Passage provided >>
Segment Open

Huge hole discovered in Arctic's 'last ice'

A polynya grows in the Last Ice Area above Canada’s Ellesmere Island. The gap in the ice was open for around two weeks in May 2020 due to strong, anticyclonic winds in the Arctic.
A polynya grows in the Last Ice Area above Canada’s Ellesmere Island. The gap in the ice was open for around two weeks in May 2020 due to strong, anticyclonic winds in the Arctic. (Image credit: NASA EOSDIS Worldview)

A huge hole opened in the Arctic's oldest, thickest ice in May 2020, a new study revealed. Scientists previously thought that this area of ice was the Arctic's most stable, but the giant rift signals that the ancient ice is vulnerable to melt. 

The polynya, or area of open water, is the first ever observed north of Ellesmere Island. But in their report on the hole in the ice, published in August in the journal Geophysical Research Letters, researchers deduced from old satellite data that similar polynyas may have opened in 1988 and 2004.

Segment Closed

Instructions >>
1. According to the article about the Arctic's last ice, why was the gap north of Ellesmere Island open in May 2020? Answer in one to three sentences.
2. Please copy word for word the part of the article about the Arctic's last ice starting with "A huge hole" and going on through "vulnerable to melt.".
Rely only on the article about the Arctic's last ice.

Record extracts >>
Segment Open

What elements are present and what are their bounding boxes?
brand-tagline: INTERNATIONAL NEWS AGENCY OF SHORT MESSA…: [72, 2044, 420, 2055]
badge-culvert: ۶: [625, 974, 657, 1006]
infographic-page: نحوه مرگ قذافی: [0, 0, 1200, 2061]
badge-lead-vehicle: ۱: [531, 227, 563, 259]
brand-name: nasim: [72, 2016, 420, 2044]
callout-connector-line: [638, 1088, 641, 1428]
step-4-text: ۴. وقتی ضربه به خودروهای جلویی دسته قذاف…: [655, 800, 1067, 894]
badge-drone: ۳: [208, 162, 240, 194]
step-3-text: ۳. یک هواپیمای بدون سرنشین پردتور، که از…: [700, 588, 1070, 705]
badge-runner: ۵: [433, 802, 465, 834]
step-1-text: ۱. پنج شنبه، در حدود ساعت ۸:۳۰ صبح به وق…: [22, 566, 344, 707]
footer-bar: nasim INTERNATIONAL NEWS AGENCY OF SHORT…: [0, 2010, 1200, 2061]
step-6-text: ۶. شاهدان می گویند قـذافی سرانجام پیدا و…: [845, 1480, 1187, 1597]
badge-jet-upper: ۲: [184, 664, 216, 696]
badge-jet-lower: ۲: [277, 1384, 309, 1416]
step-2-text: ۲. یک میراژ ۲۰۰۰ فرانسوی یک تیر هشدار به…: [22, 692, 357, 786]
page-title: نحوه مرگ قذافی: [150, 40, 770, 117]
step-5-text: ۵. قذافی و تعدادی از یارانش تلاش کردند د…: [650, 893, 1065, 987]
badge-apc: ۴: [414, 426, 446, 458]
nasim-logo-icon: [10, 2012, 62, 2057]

Segment Closed

Outputs in order >>
1. The gap stayed open for around two weeks in May 2020 because of strong, anticyclonic winds in the Arctic.

2.
A huge hole opened in the Arctic's oldest, thickest ice in May 2020, a new study revealed. Scientists previously thought that this area of ice was the Arctic's most stable, but the giant rift signals that the ancient ice is vulnerable to melt.